Materials provided —
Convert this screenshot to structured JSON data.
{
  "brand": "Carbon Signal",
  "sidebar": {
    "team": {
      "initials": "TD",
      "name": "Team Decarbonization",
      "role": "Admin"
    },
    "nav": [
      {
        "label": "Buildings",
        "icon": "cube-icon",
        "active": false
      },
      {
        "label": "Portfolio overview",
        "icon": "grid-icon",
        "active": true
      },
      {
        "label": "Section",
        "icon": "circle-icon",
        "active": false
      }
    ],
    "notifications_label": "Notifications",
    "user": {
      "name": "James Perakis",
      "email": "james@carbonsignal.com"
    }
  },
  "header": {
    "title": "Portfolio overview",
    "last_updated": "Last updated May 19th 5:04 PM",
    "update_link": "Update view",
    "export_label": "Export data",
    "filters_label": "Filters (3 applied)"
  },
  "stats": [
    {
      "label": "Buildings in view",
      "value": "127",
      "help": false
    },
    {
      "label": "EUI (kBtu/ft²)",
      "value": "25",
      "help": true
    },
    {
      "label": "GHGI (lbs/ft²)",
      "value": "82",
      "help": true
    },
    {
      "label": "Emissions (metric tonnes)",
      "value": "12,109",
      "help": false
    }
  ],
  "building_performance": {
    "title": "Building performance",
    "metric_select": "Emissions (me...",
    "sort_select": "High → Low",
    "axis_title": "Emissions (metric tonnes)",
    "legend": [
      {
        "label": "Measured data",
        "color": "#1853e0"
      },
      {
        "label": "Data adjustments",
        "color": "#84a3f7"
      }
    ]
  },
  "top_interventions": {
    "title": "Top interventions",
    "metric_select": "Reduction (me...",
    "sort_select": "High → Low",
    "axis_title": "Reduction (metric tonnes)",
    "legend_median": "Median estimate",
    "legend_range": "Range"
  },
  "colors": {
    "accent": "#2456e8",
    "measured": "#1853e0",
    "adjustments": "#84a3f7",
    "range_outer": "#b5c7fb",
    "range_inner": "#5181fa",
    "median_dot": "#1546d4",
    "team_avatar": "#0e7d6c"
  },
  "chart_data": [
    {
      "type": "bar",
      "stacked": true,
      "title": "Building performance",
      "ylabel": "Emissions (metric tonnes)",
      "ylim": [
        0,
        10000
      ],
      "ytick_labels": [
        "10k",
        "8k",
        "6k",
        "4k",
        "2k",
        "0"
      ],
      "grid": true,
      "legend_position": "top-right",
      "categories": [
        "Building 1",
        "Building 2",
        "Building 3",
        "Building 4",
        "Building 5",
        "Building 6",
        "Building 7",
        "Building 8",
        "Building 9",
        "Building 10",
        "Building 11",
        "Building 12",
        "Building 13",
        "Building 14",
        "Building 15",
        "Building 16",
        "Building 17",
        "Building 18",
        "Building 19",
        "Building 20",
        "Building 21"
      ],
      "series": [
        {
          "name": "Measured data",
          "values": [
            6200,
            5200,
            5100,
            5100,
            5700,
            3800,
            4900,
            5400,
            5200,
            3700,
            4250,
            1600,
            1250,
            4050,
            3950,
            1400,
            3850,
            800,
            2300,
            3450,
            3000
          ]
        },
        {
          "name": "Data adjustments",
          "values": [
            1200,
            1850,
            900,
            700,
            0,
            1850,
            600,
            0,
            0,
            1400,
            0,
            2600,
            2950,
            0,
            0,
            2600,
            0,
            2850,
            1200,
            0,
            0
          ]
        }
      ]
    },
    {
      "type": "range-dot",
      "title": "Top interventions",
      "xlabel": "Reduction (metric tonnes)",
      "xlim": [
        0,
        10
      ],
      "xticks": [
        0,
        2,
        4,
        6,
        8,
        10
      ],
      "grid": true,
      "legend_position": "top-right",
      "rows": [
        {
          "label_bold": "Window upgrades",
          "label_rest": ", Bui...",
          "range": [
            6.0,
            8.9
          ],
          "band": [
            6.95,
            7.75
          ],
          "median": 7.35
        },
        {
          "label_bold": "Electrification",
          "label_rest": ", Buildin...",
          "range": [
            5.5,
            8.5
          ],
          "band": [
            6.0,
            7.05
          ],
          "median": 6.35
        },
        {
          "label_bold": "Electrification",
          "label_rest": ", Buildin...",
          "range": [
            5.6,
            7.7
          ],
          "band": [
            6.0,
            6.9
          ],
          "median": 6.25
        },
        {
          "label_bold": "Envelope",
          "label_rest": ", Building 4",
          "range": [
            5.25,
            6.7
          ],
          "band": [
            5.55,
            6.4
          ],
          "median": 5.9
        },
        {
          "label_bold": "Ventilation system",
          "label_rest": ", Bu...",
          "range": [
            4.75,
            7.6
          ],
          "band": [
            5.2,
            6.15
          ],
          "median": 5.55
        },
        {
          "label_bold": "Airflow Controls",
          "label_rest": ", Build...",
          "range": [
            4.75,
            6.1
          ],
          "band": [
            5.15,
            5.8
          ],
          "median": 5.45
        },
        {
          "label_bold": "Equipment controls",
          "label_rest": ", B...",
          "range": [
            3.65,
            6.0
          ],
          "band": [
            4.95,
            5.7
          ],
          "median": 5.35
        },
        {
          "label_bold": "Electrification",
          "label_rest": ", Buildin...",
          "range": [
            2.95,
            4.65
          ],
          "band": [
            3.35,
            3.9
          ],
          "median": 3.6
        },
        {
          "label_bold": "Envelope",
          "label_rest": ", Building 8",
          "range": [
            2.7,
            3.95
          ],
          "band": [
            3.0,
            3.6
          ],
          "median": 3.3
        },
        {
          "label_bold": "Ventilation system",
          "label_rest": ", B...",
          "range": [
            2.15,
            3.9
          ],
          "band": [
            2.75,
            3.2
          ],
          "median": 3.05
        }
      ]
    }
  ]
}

Set task —
Recopy all the lines exactly as they appear.

Task result —
Convert this screenshot to structured JSON data.
{
  "brand": "Carbon Signal",
  "sidebar": {
    "team": {
      "initials": "TD",
      "name": "Team Decarbonization",
      "role": "Admin"
    },
    "nav": [
      {
        "label": "Buildings",
        "icon": "cube-icon",
        "active": false
      },
      {
        "label": "Portfolio overview",
        "icon": "grid-icon",
        "active": true
      },
      {
        "label": "Section",
        "icon": "circle-icon",
        "active": false
      }
    ],
    "notifications_label": "Notifications",
    "user": {
      "name": "James Perakis",
      "email": "james@carbonsignal.com"
    }
  },
  "header": {
    "title": "Portfolio overview",
    "last_updated": "Last updated May 19th 5:04 PM",
    "update_link": "Update view",
    "export_label": "Export data",
    "filters_label": "Filters (3 applied)"
  },
  "stats": [
    {
      "label": "Buildings in view",
      "value": "127",
      "help": false
    },
    {
      "label": "EUI (kBtu/ft²)",
      "value": "25",
      "help": true
    },
    {
      "label": "GHGI (lbs/ft²)",
      "value": "82",
      "help": true
    },
    {
      "label": "Emissions (metric tonnes)",
      "value": "12,109",
      "help": false
    }
  ],
  "building_performance": {
    "title": "Building performance",
    "metric_select": "Emissions (me...",
    "sort_select": "High → Low",
    "axis_title": "Emissions (metric tonnes)",
    "legend": [
      {
        "label": "Measured data",
        "color": "#1853e0"
      },
      {
        "label": "Data adjustments",
        "color": "#84a3f7"
      }
    ]
  },
  "top_interventions": {
    "title": "Top interventions",
    "metric_select": "Reduction (me...",
    "sort_select": "High → Low",
    "axis_title": "Reduction (metric tonnes)",
    "legend_median": "Median estimate",
    "legend_range": "Range"
  },
  "colors": {
    "accent": "#2456e8",
    "measured": "#1853e0",
    "adjustments": "#84a3f7",
    "range_outer": "#b5c7fb",
    "range_inner": "#5181fa",
    "median_dot": "#1546d4",
    "team_avatar": "#0e7d6c"
  },
  "chart_data": [
    {
      "type": "bar",
      "stacked": true,
      "title": "Building performance",
      "ylabel": "Emissions (metric tonnes)",
      "ylim": [
        0,
        10000
      ],
      "ytick_labels": [
        "10k",
        "8k",
        "6k",
        "4k",
        "2k",
        "0"
      ],
      "grid": true,
      "legend_position": "top-right",
      "categories": [
        "Building 1",
        "Building 2",
        "Building 3",
        "Building 4",
        "Building 5",
        "Building 6",
        "Building 7",
        "Building 8",
        "Building 9",
        "Building 10",
        "Building 11",
        "Building 12",
        "Building 13",
        "Building 14",
        "Building 15",
        "Building 16",
        "Building 17",
        "Building 18",
        "Building 19",
        "Building 20",
        "Building 21"
      ],
      "series": [
        {
          "name": "Measured data",
          "values": [
            6200,
            5200,
            5100,
            5100,
            5700,
            3800,
            4900,
            5400,
            5200,
            3700,
            4250,
            1600,
            1250,
            4050,
            3950,
            1400,
            3850,
            800,
            2300,
            3450,
            3000
          ]
        },
        {
          "name": "Data adjustments",
          "values": [
            1200,
            1850,
            900,
            700,
            0,
            1850,
            600,
            0,
            0,
            1400,
            0,
            2600,
            2950,
            0,
            0,
            2600,
            0,
            2850,
            1200,
            0,
            0
          ]
        }
      ]
    },
    {
      "type": "range-dot",
      "title": "Top interventions",
      "xlabel": "Reduction (metric tonnes)",
      "xlim": [
        0,
        10
      ],
      "xticks": [
        0,
        2,
        4,
        6,
        8,
        10
      ],
      "grid": true,
      "legend_position": "top-right",
      "rows": [
        {
          "label_bold": "Window upgrades",
          "label_rest": ", Bui...",
          "range": [
            6.0,
            8.9
          ],
          "band": [
            6.95,
            7.75
          ],
          "median": 7.35
        },
        {
          "label_bold": "Electrification",
          "label_rest": ", Buildin...",
          "range": [
            5.5,
            8.5
          ],
          "band": [
            6.0,
            7.05
          ],
          "median": 6.35
        },
        {
          "label_bold": "Electrification",
          "label_rest": ", Buildin...",
          "range": [
            5.6,
            7.7
          ],
          "band": [
            6.0,
            6.9
          ],
          "median": 6.25
        },
        {
          "label_bold": "Envelope",
          "label_rest": ", Building 4",
          "range": [
            5.25,
            6.7
          ],
          "band": [
            5.55,
            6.4
          ],
          "median": 5.9
        },
        {
          "label_bold": "Ventilation system",
          "label_rest": ", Bu...",
          "range": [
            4.75,
            7.6
          ],
          "band": [
            5.2,
            6.15
          ],
          "median": 5.55
        },
        {
          "label_bold": "Airflow Controls",
          "label_rest": ", Build...",
          "range": [
            4.75,
            6.1
          ],
          "band": [
            5.15,
            5.8
          ],
          "median": 5.45
        },
        {
          "label_bold": "Equipment controls",
          "label_rest": ", B...",
          "range": [
            3.65,
            6.0
          ],
          "band": [
            4.95,
            5.7
          ],
          "median": 5.35
        },
        {
          "label_bold": "Electrification",
          "label_rest": ", Buildin...",
          "range": [
            2.95,
            4.65
          ],
          "band": [
            3.35,
            3.9
          ],
          "median": 3.6
        },
        {
          "label_bold": "Envelope",
          "label_rest": ", Building 8",
          "range": [
            2.7,
            3.95
          ],
          "band": [
            3.0,
            3.6
          ],
          "median": 3.3
        },
        {
          "label_bold": "Ventilation system",
          "label_rest": ", B...",
          "range": [
            2.15,
            3.9
          ],
          "band": [
            2.75,
            3.2
          ],
          "median": 3.05
        }
      ]
    }
  ]
}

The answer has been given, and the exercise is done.